**What the task asks:**
Go through the entries below and print each one exactly, leaving out pictures.

START Dataset rows

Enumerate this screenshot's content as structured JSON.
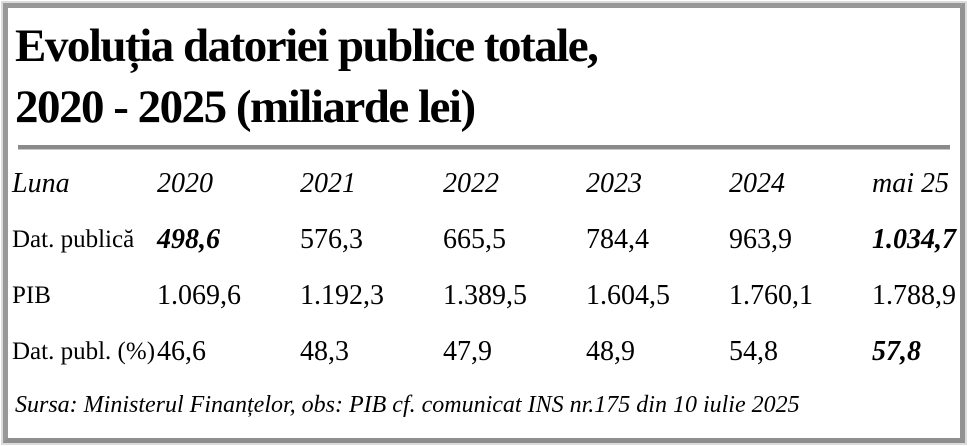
{
  "title": {
    "line1": "Evoluția datoriei publice totale,",
    "line2": "2020 - 2025 (miliarde lei)"
  },
  "table": {
    "header": [
      "Luna",
      "2020",
      "2021",
      "2022",
      "2023",
      "2024",
      "mai 25"
    ],
    "rows": [
      {
        "label": "Dat. publică",
        "values": [
          "498,6",
          "576,3",
          "665,5",
          "784,4",
          "963,9",
          "1.034,7"
        ],
        "emph": [
          true,
          false,
          false,
          false,
          false,
          true
        ]
      },
      {
        "label": "PIB",
        "values": [
          "1.069,6",
          "1.192,3",
          "1.389,5",
          "1.604,5",
          "1.760,1",
          "1.788,9"
        ],
        "emph": [
          false,
          false,
          false,
          false,
          false,
          false
        ]
      },
      {
        "label": "Dat. publ. (%)",
        "values": [
          "46,6",
          "48,3",
          "47,9",
          "48,9",
          "54,8",
          "57,8"
        ],
        "emph": [
          false,
          false,
          false,
          false,
          false,
          true
        ]
      }
    ],
    "source": "Sursa: Ministerul Finanțelor, obs: PIB cf. comunicat INS nr.175 din 10 iulie 2025"
  },
  "colors": {
    "frame_border": "#989898",
    "frame_outline": "#dcdcdc",
    "divider": "#8a8a8a",
    "text": "#000000",
    "background": "#ffffff"
  },
  "chart_data": {
    "type": "table",
    "title": "Evoluția datoriei publice totale, 2020 - 2025 (miliarde lei)",
    "unit": "miliarde lei",
    "columns": [
      "Luna",
      "2020",
      "2021",
      "2022",
      "2023",
      "2024",
      "mai 25"
    ],
    "rows": [
      {
        "label": "Dat. publică",
        "values": [
          498.6,
          576.3,
          665.5,
          784.4,
          963.9,
          1034.7
        ]
      },
      {
        "label": "PIB",
        "values": [
          1069.6,
          1192.3,
          1389.5,
          1604.5,
          1760.1,
          1788.9
        ]
      },
      {
        "label": "Dat. publ. (%)",
        "values": [
          46.6,
          48.3,
          47.9,
          48.9,
          54.8,
          57.8
        ]
      }
    ],
    "emphasized_cells": [
      {
        "row": "Dat. publică",
        "column": "2020",
        "value": 498.6
      },
      {
        "row": "Dat. publică",
        "column": "mai 25",
        "value": 1034.7
      },
      {
        "row": "Dat. publ. (%)",
        "column": "mai 25",
        "value": 57.8
      }
    ],
    "source_note": "Sursa: Ministerul Finanțelor, obs: PIB cf. comunicat INS nr.175 din 10 iulie 2025"
  }
}
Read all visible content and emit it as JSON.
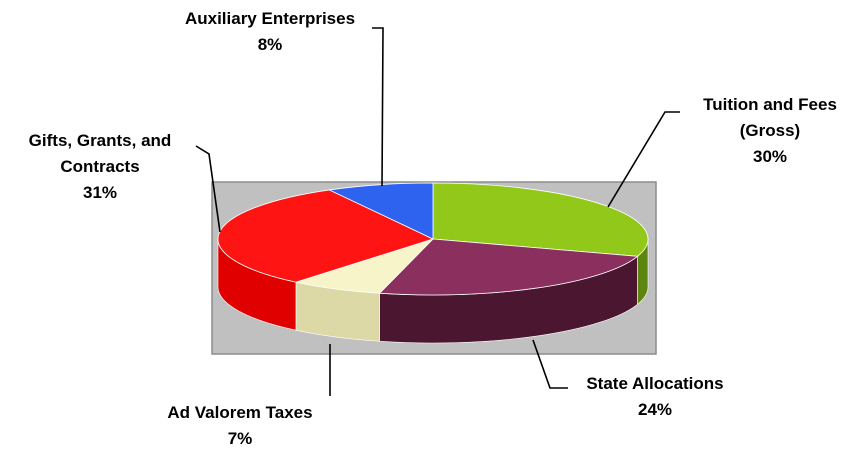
{
  "chart_data": {
    "type": "pie",
    "style": "3d-exploded-none",
    "slices": [
      {
        "label": "Tuition and Fees (Gross)",
        "label_lines": [
          "Tuition and Fees",
          "(Gross)"
        ],
        "percent_text": "30%",
        "value": 30,
        "color": "#92c81a",
        "dark": "#5e8510"
      },
      {
        "label": "State Allocations",
        "label_lines": [
          "State Allocations"
        ],
        "percent_text": "24%",
        "value": 24,
        "color": "#8b2f5e",
        "dark": "#4a1630"
      },
      {
        "label": "Ad Valorem Taxes",
        "label_lines": [
          "Ad Valorem Taxes"
        ],
        "percent_text": "7%",
        "value": 7,
        "color": "#f6f4c8",
        "dark": "#dcd9a6"
      },
      {
        "label": "Gifts, Grants, and Contracts",
        "label_lines": [
          "Gifts, Grants, and",
          "Contracts"
        ],
        "percent_text": "31%",
        "value": 31,
        "color": "#ff1414",
        "dark": "#e00000"
      },
      {
        "label": "Auxiliary Enterprises",
        "label_lines": [
          "Auxiliary Enterprises"
        ],
        "percent_text": "8%",
        "value": 8,
        "color": "#2e63f0",
        "dark": "#1f43a8"
      }
    ],
    "legend": "none",
    "plot_area_fill": "#c0c0c0"
  }
}
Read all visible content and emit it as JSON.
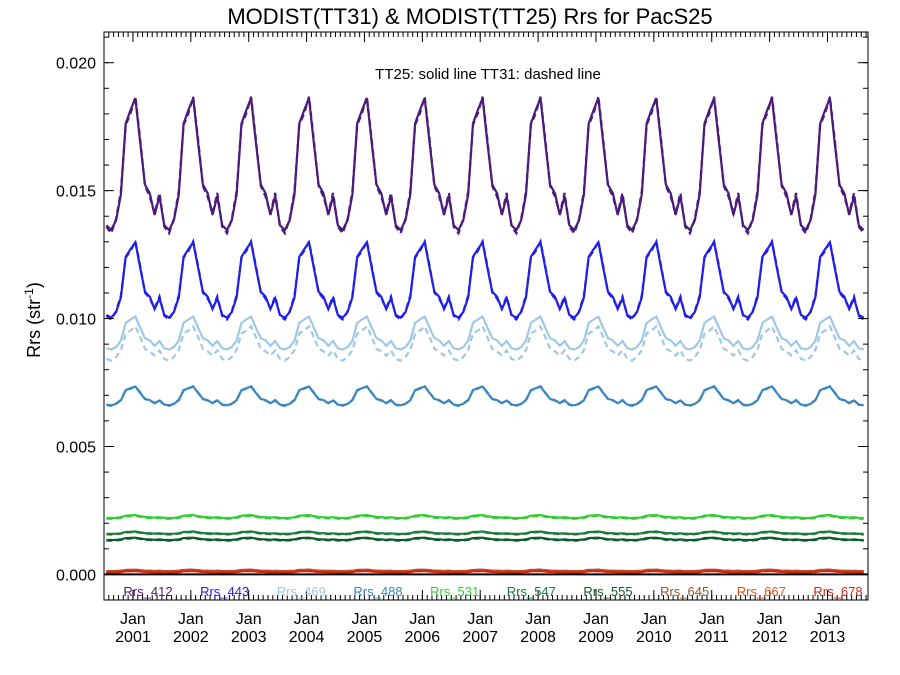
{
  "chart_data": {
    "type": "line",
    "title": "MODIST(TT31) & MODIST(TT25)  Rrs for PacS25",
    "ylabel": "Rrs (str",
    "ylabel_sup": "-1",
    "ylabel_tail": ")",
    "annotation": "TT25: solid line   TT31: dashed line",
    "line_styles": {
      "TT25": "solid",
      "TT31": "dashed"
    },
    "xlim": [
      2000.5,
      2013.7
    ],
    "ylim": [
      -0.001,
      0.0212
    ],
    "yticks": [
      0.0,
      0.005,
      0.01,
      0.015,
      0.02
    ],
    "ytick_labels": [
      "0.000",
      "0.005",
      "0.010",
      "0.015",
      "0.020"
    ],
    "x_tick_years": [
      2001,
      2002,
      2003,
      2004,
      2005,
      2006,
      2007,
      2008,
      2009,
      2010,
      2011,
      2012,
      2013
    ],
    "x_tick_month": "Jan",
    "x_tick_labels": [
      "2001",
      "2002",
      "2003",
      "2004",
      "2005",
      "2006",
      "2007",
      "2008",
      "2009",
      "2010",
      "2011",
      "2012",
      "2013"
    ],
    "grid": false,
    "legend_position": "bottom",
    "series_note": "Approximate monthly climatology pattern: means, amplitudes and phases estimated from the plotted curves",
    "series": [
      {
        "name": "Rrs_412",
        "color": "#4b1a7a",
        "mean": 0.0155,
        "amp": 0.0028,
        "tt31_offset": 0.0
      },
      {
        "name": "Rrs_443",
        "color": "#1f1fe6",
        "mean": 0.0112,
        "amp": 0.0016,
        "tt31_offset": 0.0
      },
      {
        "name": "Rrs_469",
        "color": "#9fc8e6",
        "mean": 0.0093,
        "amp": 0.0007,
        "tt31_offset": -0.0004
      },
      {
        "name": "Rrs_488",
        "color": "#3b86c0",
        "mean": 0.0069,
        "amp": 0.0004,
        "tt31_offset": 0.0
      },
      {
        "name": "Rrs_531",
        "color": "#33cc33",
        "mean": 0.00225,
        "amp": 6e-05,
        "tt31_offset": -3e-05
      },
      {
        "name": "Rrs_547",
        "color": "#1a7a3a",
        "mean": 0.00162,
        "amp": 5e-05,
        "tt31_offset": -2e-05
      },
      {
        "name": "Rrs_555",
        "color": "#0f5a2a",
        "mean": 0.00138,
        "amp": 5e-05,
        "tt31_offset": -2e-05
      },
      {
        "name": "Rrs_645",
        "color": "#a0522d",
        "mean": 0.00015,
        "amp": 3e-05,
        "tt31_offset": 0.0
      },
      {
        "name": "Rrs_667",
        "color": "#e0501a",
        "mean": 0.00012,
        "amp": 3e-05,
        "tt31_offset": 0.0
      },
      {
        "name": "Rrs_678",
        "color": "#c8281e",
        "mean": 0.0001,
        "amp": 3e-05,
        "tt31_offset": 0.0
      }
    ]
  }
}
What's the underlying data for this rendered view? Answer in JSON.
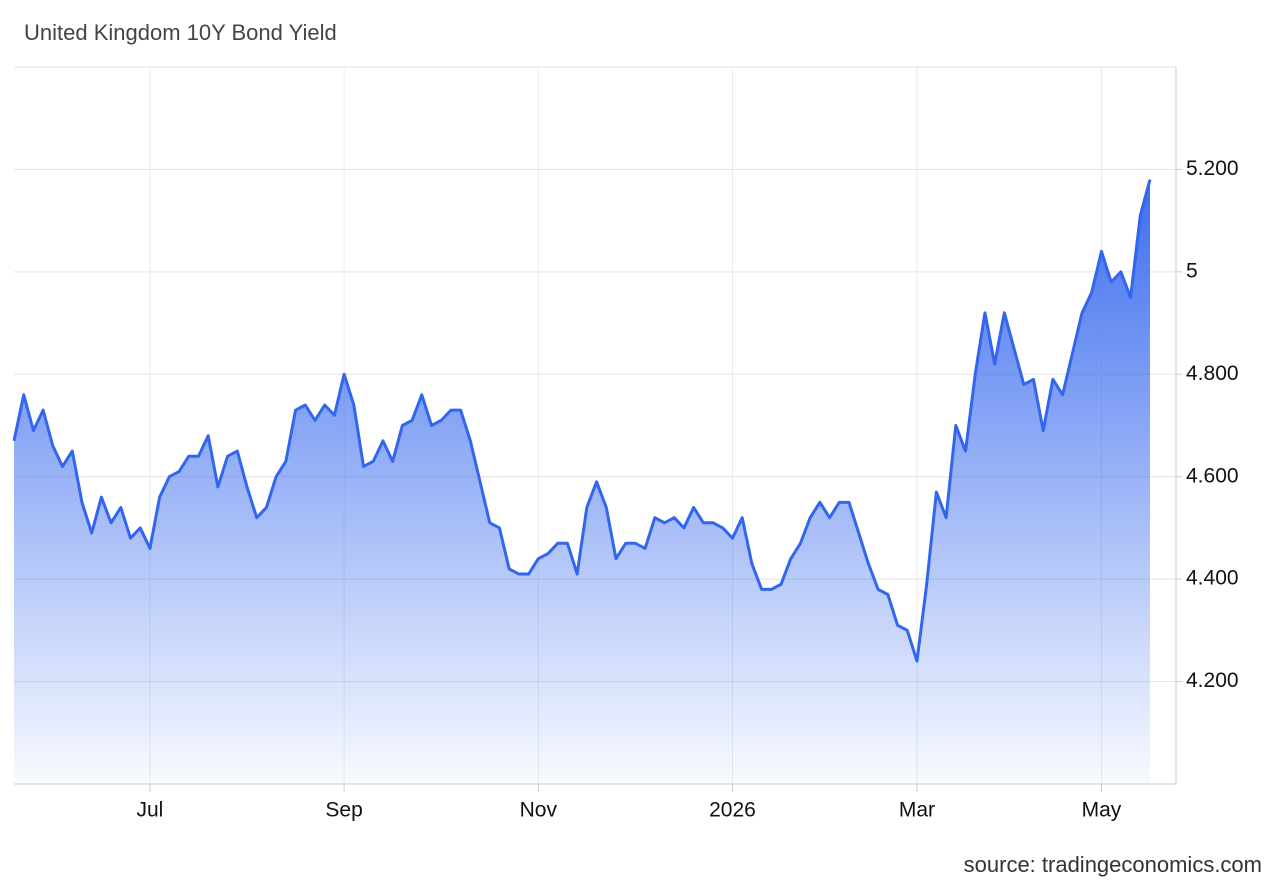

END Dataset rows

**Answer for this exercise:**
Enumerate this screenshot's content as structured JSON.
{
  "title": {
    "line1": "Evoluția datoriei publice totale,",
    "line2": "2020 - 2025 (miliarde lei)"
  },
  "table": {
    "header": [
      "Luna",
      "2020",
      "2021",
      "2022",
      "2023",
      "2024",
      "mai 25"
    ],
    "rows": [
      {
        "label": "Dat. publică",
        "values": [
          "498,6",
          "576,3",
          "665,5",
          "784,4",
          "963,9",
          "1.034,7"
        ],
        "emph": [
          true,
          false,
          false,
          false,
          false,
          true
        ]
      },
      {
        "label": "PIB",
        "values": [
          "1.069,6",
          "1.192,3",
          "1.389,5",
          "1.604,5",
          "1.760,1",
          "1.788,9"
        ],
        "emph": [
          false,
          false,
          false,
          false,
          false,
          false
        ]
      },
      {
        "label": "Dat. publ. (%)",
        "values": [
          "46,6",
          "48,3",
          "47,9",
          "48,9",
          "54,8",
          "57,8"
        ],
        "emph": [
          false,
          false,
          false,
          false,
          false,
          true
        ]
      }
    ],
    "source": "Sursa: Ministerul Finanțelor, obs: PIB cf. comunicat INS nr.175 din 10 iulie 2025"
  },
  "colors": {
    "frame_border": "#989898",
    "frame_outline": "#dcdcdc",
    "divider": "#8a8a8a",
    "text": "#000000",
    "background": "#ffffff"
  },
  "chart_data": {
    "type": "table",
    "title": "Evoluția datoriei publice totale, 2020 - 2025 (miliarde lei)",
    "unit": "miliarde lei",
    "columns": [
      "Luna",
      "2020",
      "2021",
      "2022",
      "2023",
      "2024",
      "mai 25"
    ],
    "rows": [
      {
        "label": "Dat. publică",
        "values": [
          498.6,
          576.3,
          665.5,
          784.4,
          963.9,
          1034.7
        ]
      },
      {
        "label": "PIB",
        "values": [
          1069.6,
          1192.3,
          1389.5,
          1604.5,
          1760.1,
          1788.9
        ]
      },
      {
        "label": "Dat. publ. (%)",
        "values": [
          46.6,
          48.3,
          47.9,
          48.9,
          54.8,
          57.8
        ]
      }
    ],
    "emphasized_cells": [
      {
        "row": "Dat. publică",
        "column": "2020",
        "value": 498.6
      },
      {
        "row": "Dat. publică",
        "column": "mai 25",
        "value": 1034.7
      },
      {
        "row": "Dat. publ. (%)",
        "column": "mai 25",
        "value": 57.8
      }
    ],
    "source_note": "Sursa: Ministerul Finanțelor, obs: PIB cf. comunicat INS nr.175 din 10 iulie 2025"
  }
}
Read all visible content and emit it as JSON.
{
  "chart_data": {
    "type": "pie",
    "style": "3d-exploded-none",
    "slices": [
      {
        "label": "Tuition and Fees (Gross)",
        "label_lines": [
          "Tuition and Fees",
          "(Gross)"
        ],
        "percent_text": "30%",
        "value": 30,
        "color": "#92c81a",
        "dark": "#5e8510"
      },
      {
        "label": "State Allocations",
        "label_lines": [
          "State Allocations"
        ],
        "percent_text": "24%",
        "value": 24,
        "color": "#8b2f5e",
        "dark": "#4a1630"
      },
      {
        "label": "Ad Valorem Taxes",
        "label_lines": [
          "Ad Valorem Taxes"
        ],
        "percent_text": "7%",
        "value": 7,
        "color": "#f6f4c8",
        "dark": "#dcd9a6"
      },
      {
        "label": "Gifts, Grants, and Contracts",
        "label_lines": [
          "Gifts, Grants, and",
          "Contracts"
        ],
        "percent_text": "31%",
        "value": 31,
        "color": "#ff1414",
        "dark": "#e00000"
      },
      {
        "label": "Auxiliary Enterprises",
        "label_lines": [
          "Auxiliary Enterprises"
        ],
        "percent_text": "8%",
        "value": 8,
        "color": "#2e63f0",
        "dark": "#1f43a8"
      }
    ],
    "legend": "none",
    "plot_area_fill": "#c0c0c0"
  }
}
Read all visible content and emit it as JSON.
{
  "chart_data": {
    "type": "line",
    "title": "MODIST(TT31) & MODIST(TT25)  Rrs for PacS25",
    "ylabel": "Rrs (str",
    "ylabel_sup": "-1",
    "ylabel_tail": ")",
    "annotation": "TT25: solid line   TT31: dashed line",
    "line_styles": {
      "TT25": "solid",
      "TT31": "dashed"
    },
    "xlim": [
      2000.5,
      2013.7
    ],
    "ylim": [
      -0.001,
      0.0212
    ],
    "yticks": [
      0.0,
      0.005,
      0.01,
      0.015,
      0.02
    ],
    "ytick_labels": [
      "0.000",
      "0.005",
      "0.010",
      "0.015",
      "0.020"
    ],
    "x_tick_years": [
      2001,
      2002,
      2003,
      2004,
      2005,
      2006,
      2007,
      2008,
      2009,
      2010,
      2011,
      2012,
      2013
    ],
    "x_tick_month": "Jan",
    "x_tick_labels": [
      "2001",
      "2002",
      "2003",
      "2004",
      "2005",
      "2006",
      "2007",
      "2008",
      "2009",
      "2010",
      "2011",
      "2012",
      "2013"
    ],
    "grid": false,
    "legend_position": "bottom",
    "series_note": "Approximate monthly climatology pattern: means, amplitudes and phases estimated from the plotted curves",
    "series": [
      {
        "name": "Rrs_412",
        "color": "#4b1a7a",
        "mean": 0.0155,
        "amp": 0.0028,
        "tt31_offset": 0.0
      },
      {
        "name": "Rrs_443",
        "color": "#1f1fe6",
        "mean": 0.0112,
        "amp": 0.0016,
        "tt31_offset": 0.0
      },
      {
        "name": "Rrs_469",
        "color": "#9fc8e6",
        "mean": 0.0093,
        "amp": 0.0007,
        "tt31_offset": -0.0004
      },
      {
        "name": "Rrs_488",
        "color": "#3b86c0",
        "mean": 0.0069,
        "amp": 0.0004,
        "tt31_offset": 0.0
      },
      {
        "name": "Rrs_531",
        "color": "#33cc33",
        "mean": 0.00225,
        "amp": 6e-05,
        "tt31_offset": -3e-05
      },
      {
        "name": "Rrs_547",
        "color": "#1a7a3a",
        "mean": 0.00162,
        "amp": 5e-05,
        "tt31_offset": -2e-05
      },
      {
        "name": "Rrs_555",
        "color": "#0f5a2a",
        "mean": 0.00138,
        "amp": 5e-05,
        "tt31_offset": -2e-05
      },
      {
        "name": "Rrs_645",
        "color": "#a0522d",
        "mean": 0.00015,
        "amp": 3e-05,
        "tt31_offset": 0.0
      },
      {
        "name": "Rrs_667",
        "color": "#e0501a",
        "mean": 0.00012,
        "amp": 3e-05,
        "tt31_offset": 0.0
      },
      {
        "name": "Rrs_678",
        "color": "#c8281e",
        "mean": 0.0001,
        "amp": 3e-05,
        "tt31_offset": 0.0
      }
    ]
  }
}
What's the underlying data for this rendered view? Answer in JSON.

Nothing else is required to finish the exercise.